▸ SHORT TASK
Check each line of the entries below for the string "total"; copy every line where it appears.

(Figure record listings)

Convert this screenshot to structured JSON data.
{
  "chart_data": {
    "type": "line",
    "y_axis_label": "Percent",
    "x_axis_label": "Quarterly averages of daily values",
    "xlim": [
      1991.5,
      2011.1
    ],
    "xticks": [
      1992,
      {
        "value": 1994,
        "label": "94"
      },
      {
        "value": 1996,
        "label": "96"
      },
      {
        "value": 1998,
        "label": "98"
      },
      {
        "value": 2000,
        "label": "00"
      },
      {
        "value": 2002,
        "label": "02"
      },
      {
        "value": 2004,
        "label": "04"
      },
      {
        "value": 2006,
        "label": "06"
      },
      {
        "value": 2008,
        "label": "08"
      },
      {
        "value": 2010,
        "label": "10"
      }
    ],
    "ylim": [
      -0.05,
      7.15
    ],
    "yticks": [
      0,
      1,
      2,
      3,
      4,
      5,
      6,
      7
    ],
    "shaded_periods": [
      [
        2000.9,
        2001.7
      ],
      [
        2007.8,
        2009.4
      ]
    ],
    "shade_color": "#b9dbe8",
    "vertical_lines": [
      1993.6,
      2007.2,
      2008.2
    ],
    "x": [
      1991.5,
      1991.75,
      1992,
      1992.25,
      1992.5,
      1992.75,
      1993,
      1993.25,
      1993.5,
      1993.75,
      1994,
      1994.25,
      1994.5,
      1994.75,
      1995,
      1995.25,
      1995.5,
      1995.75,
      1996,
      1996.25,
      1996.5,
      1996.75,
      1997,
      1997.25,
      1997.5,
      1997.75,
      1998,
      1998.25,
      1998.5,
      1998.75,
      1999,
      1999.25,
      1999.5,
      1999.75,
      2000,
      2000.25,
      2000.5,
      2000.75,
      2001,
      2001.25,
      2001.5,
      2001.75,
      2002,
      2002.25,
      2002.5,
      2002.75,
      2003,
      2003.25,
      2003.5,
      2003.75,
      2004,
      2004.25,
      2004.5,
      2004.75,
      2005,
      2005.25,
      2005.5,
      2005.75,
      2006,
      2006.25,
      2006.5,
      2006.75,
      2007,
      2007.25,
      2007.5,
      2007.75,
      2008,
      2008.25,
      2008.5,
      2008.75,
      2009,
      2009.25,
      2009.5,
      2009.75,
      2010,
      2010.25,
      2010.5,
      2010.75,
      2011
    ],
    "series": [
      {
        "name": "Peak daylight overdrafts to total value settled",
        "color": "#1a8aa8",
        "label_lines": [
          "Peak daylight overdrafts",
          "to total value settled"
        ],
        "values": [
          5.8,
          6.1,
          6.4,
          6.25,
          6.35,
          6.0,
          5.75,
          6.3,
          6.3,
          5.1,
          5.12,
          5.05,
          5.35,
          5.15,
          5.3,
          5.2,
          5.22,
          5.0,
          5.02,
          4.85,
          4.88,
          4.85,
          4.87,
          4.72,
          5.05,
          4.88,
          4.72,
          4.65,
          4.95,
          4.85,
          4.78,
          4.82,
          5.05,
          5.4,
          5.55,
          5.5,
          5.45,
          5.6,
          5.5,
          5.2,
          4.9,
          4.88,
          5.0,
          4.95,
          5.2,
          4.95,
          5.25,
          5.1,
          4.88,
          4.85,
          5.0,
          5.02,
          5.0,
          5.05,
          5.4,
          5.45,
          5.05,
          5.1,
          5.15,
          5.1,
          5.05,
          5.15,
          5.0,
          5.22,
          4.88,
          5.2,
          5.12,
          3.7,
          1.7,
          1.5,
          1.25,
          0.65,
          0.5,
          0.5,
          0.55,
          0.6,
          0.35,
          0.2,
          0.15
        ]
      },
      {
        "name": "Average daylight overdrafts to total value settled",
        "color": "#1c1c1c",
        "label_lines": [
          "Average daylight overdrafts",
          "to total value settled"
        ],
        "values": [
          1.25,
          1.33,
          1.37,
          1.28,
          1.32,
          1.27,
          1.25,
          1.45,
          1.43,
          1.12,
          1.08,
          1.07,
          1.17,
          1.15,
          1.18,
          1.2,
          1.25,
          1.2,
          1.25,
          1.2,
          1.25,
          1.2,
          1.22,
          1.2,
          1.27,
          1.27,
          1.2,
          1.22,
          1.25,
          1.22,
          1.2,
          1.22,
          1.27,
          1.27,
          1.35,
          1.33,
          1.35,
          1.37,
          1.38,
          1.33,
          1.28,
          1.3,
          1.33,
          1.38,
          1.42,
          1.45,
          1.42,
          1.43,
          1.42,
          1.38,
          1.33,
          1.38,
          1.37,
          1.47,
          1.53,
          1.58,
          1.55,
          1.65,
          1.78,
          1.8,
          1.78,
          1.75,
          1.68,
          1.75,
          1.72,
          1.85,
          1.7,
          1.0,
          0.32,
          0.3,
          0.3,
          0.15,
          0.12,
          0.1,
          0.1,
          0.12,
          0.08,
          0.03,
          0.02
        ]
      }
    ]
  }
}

▸ COMPLETED TASK
        "name": "Peak daylight overdrafts to total value settled",
          "to total value settled"
        "name": "Average daylight overdrafts to total value settled",
          "to total value settled"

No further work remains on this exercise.